■ Dataset excerpts ■
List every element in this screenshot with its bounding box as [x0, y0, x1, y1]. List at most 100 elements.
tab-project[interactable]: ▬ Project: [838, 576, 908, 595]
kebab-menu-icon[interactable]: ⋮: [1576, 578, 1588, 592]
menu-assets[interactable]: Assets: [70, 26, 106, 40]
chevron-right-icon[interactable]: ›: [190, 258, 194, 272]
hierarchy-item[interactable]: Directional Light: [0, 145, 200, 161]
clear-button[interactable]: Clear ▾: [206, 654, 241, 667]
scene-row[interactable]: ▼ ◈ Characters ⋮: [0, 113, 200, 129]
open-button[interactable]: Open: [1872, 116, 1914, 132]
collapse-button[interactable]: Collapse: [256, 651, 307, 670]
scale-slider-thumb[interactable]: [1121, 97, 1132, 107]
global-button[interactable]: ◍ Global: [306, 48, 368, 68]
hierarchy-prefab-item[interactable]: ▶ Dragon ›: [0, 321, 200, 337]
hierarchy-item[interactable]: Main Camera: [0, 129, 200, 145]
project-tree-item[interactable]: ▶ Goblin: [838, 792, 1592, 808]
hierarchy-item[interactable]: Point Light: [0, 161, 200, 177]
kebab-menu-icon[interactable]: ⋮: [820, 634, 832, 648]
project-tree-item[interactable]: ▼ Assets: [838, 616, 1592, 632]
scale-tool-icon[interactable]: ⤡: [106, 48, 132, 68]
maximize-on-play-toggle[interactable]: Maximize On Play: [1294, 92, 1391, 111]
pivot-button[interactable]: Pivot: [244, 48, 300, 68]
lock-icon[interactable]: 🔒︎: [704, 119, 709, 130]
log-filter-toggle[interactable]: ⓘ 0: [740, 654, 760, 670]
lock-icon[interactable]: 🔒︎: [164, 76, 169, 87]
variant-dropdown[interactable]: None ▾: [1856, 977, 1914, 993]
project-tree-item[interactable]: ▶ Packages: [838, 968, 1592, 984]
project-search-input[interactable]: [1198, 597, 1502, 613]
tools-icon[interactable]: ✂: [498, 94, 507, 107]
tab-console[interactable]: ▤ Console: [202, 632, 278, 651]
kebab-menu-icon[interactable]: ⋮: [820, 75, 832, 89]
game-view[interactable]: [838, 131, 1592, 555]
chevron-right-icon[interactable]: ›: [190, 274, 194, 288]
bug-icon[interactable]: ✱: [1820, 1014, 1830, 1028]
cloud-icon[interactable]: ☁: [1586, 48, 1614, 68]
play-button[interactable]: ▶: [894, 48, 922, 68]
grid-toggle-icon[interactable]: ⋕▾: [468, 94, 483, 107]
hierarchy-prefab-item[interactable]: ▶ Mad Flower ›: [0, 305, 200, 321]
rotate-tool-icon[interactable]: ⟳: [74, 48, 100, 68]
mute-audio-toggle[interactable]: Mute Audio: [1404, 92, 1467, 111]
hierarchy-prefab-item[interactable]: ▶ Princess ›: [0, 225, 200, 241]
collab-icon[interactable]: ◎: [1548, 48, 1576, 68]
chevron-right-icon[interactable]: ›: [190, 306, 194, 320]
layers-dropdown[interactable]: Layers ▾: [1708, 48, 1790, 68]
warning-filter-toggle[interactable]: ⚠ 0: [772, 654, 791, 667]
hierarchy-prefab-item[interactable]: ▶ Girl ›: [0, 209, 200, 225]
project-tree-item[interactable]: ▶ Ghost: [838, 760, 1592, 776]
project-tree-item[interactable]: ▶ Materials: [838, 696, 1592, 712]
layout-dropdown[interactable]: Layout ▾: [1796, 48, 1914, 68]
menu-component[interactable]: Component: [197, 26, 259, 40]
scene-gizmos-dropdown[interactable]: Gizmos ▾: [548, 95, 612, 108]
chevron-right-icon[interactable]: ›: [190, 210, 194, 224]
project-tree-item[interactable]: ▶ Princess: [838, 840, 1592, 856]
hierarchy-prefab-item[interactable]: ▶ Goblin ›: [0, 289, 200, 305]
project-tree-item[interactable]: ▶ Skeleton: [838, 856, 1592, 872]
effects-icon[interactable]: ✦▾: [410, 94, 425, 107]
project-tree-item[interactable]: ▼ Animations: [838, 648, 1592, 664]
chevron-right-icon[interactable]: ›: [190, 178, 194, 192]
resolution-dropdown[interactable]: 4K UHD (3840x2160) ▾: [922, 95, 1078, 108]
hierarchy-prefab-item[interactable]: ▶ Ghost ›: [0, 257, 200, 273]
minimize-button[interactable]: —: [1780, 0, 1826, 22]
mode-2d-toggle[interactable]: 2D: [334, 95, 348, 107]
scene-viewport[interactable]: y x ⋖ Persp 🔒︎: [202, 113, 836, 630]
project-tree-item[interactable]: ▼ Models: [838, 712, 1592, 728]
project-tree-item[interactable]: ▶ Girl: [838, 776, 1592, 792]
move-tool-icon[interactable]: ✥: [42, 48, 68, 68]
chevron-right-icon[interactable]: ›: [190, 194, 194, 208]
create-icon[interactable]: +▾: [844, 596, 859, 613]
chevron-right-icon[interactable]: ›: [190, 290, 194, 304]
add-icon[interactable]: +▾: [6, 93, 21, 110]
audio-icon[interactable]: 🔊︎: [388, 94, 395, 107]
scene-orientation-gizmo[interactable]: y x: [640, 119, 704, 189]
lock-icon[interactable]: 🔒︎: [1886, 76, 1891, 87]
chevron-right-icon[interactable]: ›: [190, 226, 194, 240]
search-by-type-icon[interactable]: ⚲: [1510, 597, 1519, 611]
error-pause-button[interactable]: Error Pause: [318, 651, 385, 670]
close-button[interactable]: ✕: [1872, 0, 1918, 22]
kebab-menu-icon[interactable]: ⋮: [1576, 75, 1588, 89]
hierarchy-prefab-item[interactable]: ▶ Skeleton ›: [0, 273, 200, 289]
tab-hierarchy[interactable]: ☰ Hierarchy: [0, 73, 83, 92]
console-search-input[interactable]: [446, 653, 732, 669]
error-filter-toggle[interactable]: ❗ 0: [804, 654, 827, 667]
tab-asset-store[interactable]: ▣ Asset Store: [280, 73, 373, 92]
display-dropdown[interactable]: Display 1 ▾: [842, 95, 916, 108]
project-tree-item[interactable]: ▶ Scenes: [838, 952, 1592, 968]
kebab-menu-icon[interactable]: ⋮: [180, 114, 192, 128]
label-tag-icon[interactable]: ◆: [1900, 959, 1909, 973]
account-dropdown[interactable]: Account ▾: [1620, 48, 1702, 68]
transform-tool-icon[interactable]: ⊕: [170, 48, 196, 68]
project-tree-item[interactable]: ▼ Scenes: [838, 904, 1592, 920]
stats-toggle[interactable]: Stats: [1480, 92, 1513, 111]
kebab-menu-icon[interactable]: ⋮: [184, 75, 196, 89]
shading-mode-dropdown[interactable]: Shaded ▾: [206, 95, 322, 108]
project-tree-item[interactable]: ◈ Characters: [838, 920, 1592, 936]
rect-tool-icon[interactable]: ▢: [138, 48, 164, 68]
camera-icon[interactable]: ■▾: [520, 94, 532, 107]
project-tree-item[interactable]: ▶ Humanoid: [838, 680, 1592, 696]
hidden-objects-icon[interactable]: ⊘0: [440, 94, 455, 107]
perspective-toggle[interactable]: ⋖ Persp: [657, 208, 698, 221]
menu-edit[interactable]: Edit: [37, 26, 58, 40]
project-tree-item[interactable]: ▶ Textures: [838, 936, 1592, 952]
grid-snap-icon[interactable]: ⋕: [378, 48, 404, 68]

■ Challenge ■
Render the records from the start through the line that contains "project-tree-item[interactable]: ▼ Assets: [838, 616, 1592, 632]", that line included, as a Markdown table with the columns Row and Line. Number each line and leave out any blank lines.

■ Answer to this task ■
| Row | Line |
|---|---|
| 1 | List every element in this screenshot with its bounding box as [x0, y0, x1, y1]. List at most 100 elements. |
| 2 | tab-project[interactable]: ▬ Project: [838, 576, 908, 595] |
| 3 | kebab-menu-icon[interactable]: ⋮: [1576, 578, 1588, 592] |
| 4 | menu-assets[interactable]: Assets: [70, 26, 106, 40] |
| 5 | chevron-right-icon[interactable]: ›: [190, 258, 194, 272] |
| 6 | hierarchy-item[interactable]: Directional Light: [0, 145, 200, 161] |
| 7 | clear-button[interactable]: Clear ▾: [206, 654, 241, 667] |
| 8 | scene-row[interactable]: ▼ ◈ Characters ⋮: [0, 113, 200, 129] |
| 9 | open-button[interactable]: Open: [1872, 116, 1914, 132] |
| 10 | collapse-button[interactable]: Collapse: [256, 651, 307, 670] |
| 11 | scale-slider-thumb[interactable]: [1121, 97, 1132, 107] |
| 12 | global-button[interactable]: ◍ Global: [306, 48, 368, 68] |
| 13 | hierarchy-prefab-item[interactable]: ▶ Dragon ›: [0, 321, 200, 337] |
| 14 | hierarchy-item[interactable]: Main Camera: [0, 129, 200, 145] |
| 15 | project-tree-item[interactable]: ▶ Goblin: [838, 792, 1592, 808] |
| 16 | hierarchy-item[interactable]: Point Light: [0, 161, 200, 177] |
| 17 | kebab-menu-icon[interactable]: ⋮: [820, 634, 832, 648] |
| 18 | project-tree-item[interactable]: ▼ Assets: [838, 616, 1592, 632] |